### What to do
Reproduce the records below exactly, leaving out any pictures.

[Some records]
· · ·

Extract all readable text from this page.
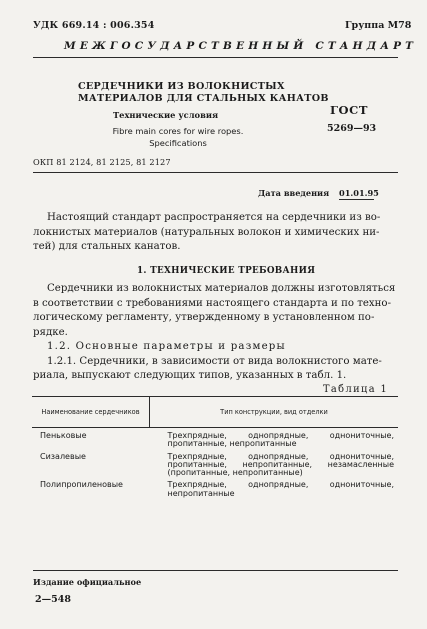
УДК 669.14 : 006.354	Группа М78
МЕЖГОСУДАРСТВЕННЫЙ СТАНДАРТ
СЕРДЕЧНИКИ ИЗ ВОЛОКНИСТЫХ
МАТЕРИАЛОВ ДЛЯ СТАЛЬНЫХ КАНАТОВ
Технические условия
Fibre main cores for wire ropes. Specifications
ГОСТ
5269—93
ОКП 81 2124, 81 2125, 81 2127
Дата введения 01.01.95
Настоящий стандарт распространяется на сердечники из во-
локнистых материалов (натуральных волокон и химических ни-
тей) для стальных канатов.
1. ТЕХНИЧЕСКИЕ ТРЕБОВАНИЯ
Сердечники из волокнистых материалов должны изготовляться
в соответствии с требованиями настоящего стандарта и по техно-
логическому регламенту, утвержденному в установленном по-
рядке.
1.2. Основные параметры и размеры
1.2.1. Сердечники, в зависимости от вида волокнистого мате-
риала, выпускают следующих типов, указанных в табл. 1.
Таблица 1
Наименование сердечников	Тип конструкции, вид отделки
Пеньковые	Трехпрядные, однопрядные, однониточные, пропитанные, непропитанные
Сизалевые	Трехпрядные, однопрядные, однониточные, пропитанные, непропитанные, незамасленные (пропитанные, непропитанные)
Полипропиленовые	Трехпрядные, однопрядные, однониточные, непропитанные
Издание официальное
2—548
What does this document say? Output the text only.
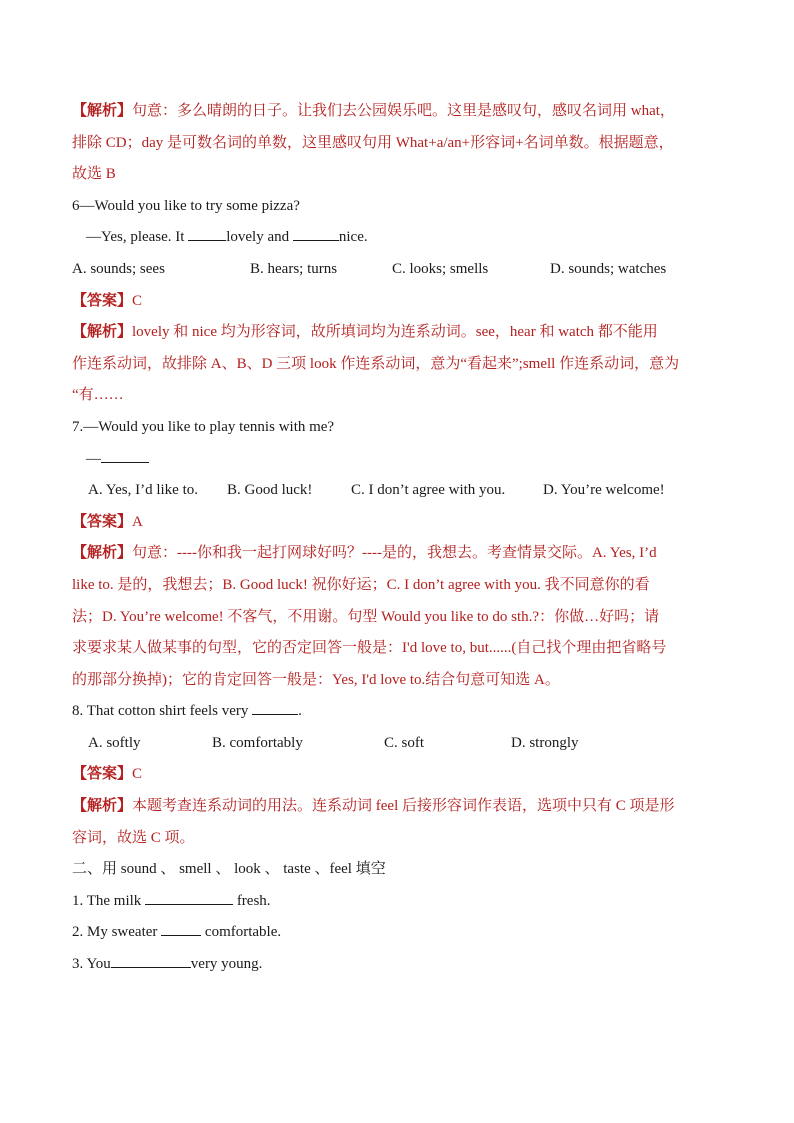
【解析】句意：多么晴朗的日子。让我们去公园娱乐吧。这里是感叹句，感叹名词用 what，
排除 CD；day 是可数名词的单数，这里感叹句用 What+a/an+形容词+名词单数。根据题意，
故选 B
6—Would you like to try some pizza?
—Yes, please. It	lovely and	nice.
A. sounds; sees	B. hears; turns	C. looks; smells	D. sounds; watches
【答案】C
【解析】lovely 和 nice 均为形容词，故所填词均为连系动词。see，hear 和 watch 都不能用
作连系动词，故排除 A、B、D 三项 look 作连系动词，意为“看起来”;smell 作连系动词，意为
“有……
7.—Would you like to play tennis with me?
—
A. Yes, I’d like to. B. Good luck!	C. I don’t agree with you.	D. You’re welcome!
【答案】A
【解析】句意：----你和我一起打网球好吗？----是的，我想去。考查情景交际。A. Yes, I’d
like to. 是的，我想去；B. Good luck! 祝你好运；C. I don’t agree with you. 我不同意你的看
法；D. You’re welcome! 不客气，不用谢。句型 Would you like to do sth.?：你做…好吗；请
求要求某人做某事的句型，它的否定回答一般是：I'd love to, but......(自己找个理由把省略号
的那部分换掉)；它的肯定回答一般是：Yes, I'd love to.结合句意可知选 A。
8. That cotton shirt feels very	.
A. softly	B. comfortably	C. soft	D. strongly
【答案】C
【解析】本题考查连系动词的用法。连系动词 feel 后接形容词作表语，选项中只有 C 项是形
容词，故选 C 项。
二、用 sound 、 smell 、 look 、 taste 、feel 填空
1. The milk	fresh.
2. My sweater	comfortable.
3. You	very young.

· · ·

### Answer for the task
Extract all readable text from this page.
УДК 669.14 : 006.354	Группа М78
МЕЖГОСУДАРСТВЕННЫЙ СТАНДАРТ
СЕРДЕЧНИКИ ИЗ ВОЛОКНИСТЫХ
МАТЕРИАЛОВ ДЛЯ СТАЛЬНЫХ КАНАТОВ
Технические условия
Fibre main cores for wire ropes. Specifications
ГОСТ
5269—93
ОКП 81 2124, 81 2125, 81 2127
Дата введения 01.01.95
Настоящий стандарт распространяется на сердечники из во-
локнистых материалов (натуральных волокон и химических ни-
тей) для стальных канатов.
1. ТЕХНИЧЕСКИЕ ТРЕБОВАНИЯ
Сердечники из волокнистых материалов должны изготовляться
в соответствии с требованиями настоящего стандарта и по техно-
логическому регламенту, утвержденному в установленном по-
рядке.
1.2. Основные параметры и размеры
1.2.1. Сердечники, в зависимости от вида волокнистого мате-
риала, выпускают следующих типов, указанных в табл. 1.
Таблица 1
Наименование сердечников	Тип конструкции, вид отделки
Пеньковые	Трехпрядные, однопрядные, однониточные, пропитанные, непропитанные
Сизалевые	Трехпрядные, однопрядные, однониточные, пропитанные, непропитанные, незамасленные (пропитанные, непропитанные)
Полипропиленовые	Трехпрядные, однопрядные, однониточные, непропитанные
Издание официальное
2—548
What does this document say? Output the text only.
【解析】句意：多么晴朗的日子。让我们去公园娱乐吧。这里是感叹句，感叹名词用 what，
排除 CD；day 是可数名词的单数，这里感叹句用 What+a/an+形容词+名词单数。根据题意，
故选 B
6—Would you like to try some pizza?
—Yes, please. It	lovely and	nice.
A. sounds; sees	B. hears; turns	C. looks; smells	D. sounds; watches
【答案】C
【解析】lovely 和 nice 均为形容词，故所填词均为连系动词。see，hear 和 watch 都不能用
作连系动词，故排除 A、B、D 三项 look 作连系动词，意为“看起来”;smell 作连系动词，意为
“有……
7.—Would you like to play tennis with me?
—
A. Yes, I’d like to. B. Good luck!	C. I don’t agree with you.	D. You’re welcome!
【答案】A
【解析】句意：----你和我一起打网球好吗？----是的，我想去。考查情景交际。A. Yes, I’d
like to. 是的，我想去；B. Good luck! 祝你好运；C. I don’t agree with you. 我不同意你的看
法；D. You’re welcome! 不客气，不用谢。句型 Would you like to do sth.?：你做…好吗；请
求要求某人做某事的句型，它的否定回答一般是：I'd love to, but......(自己找个理由把省略号
的那部分换掉)；它的肯定回答一般是：Yes, I'd love to.结合句意可知选 A。
8. That cotton shirt feels very	.
A. softly	B. comfortably	C. soft	D. strongly
【答案】C
【解析】本题考查连系动词的用法。连系动词 feel 后接形容词作表语，选项中只有 C 项是形
容词，故选 C 项。
二、用 sound 、 smell 、 look 、 taste 、feel 填空
1. The milk	fresh.
2. My sweater	comfortable.
3. You	very young.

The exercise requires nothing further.